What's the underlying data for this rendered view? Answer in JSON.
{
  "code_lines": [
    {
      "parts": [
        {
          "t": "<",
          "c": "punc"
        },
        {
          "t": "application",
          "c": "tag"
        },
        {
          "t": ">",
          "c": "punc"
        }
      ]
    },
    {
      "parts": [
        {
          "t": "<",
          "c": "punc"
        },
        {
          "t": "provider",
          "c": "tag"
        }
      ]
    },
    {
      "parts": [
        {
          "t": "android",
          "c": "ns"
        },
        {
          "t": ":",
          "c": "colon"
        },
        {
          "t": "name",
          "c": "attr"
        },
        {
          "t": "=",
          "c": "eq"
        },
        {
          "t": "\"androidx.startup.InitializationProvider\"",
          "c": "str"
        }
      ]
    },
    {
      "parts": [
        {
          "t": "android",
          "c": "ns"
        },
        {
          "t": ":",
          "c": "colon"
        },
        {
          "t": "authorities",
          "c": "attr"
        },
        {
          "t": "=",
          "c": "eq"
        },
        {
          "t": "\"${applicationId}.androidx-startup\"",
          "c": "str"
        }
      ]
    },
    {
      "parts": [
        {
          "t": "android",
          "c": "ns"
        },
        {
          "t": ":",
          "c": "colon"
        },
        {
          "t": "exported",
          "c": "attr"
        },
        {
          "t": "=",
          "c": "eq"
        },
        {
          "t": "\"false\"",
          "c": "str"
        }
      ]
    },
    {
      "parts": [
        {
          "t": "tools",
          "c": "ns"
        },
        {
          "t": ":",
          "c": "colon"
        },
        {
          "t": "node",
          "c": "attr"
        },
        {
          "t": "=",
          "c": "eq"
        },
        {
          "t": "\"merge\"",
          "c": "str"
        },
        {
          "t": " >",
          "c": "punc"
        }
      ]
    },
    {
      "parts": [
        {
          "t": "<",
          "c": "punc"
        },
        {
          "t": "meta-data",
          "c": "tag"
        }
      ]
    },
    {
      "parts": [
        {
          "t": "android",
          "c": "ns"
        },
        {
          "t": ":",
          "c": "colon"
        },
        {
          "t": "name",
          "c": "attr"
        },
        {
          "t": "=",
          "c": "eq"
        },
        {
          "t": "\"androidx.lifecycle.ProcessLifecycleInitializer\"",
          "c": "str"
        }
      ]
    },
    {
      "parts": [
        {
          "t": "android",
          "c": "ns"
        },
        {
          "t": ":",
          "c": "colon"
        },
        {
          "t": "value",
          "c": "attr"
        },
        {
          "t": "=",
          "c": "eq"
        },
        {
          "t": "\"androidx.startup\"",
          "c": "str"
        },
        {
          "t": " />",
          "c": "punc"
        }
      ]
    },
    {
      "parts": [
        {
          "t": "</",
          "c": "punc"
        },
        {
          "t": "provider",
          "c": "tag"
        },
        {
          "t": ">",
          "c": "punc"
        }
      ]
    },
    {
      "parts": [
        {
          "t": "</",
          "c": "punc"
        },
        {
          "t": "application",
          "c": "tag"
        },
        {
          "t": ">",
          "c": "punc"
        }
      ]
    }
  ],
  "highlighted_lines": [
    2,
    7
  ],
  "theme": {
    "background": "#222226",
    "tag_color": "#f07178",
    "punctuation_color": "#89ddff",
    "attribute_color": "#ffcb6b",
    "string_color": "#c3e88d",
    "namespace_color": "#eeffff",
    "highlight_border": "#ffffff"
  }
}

=-=-=

All lines above with "startup" in them should be returned.

→ Response to this exercise:
          "t": "\"androidx.startup.InitializationProvider\"",
          "t": "\"${applicationId}.androidx-startup\"",
          "t": "\"androidx.startup\"",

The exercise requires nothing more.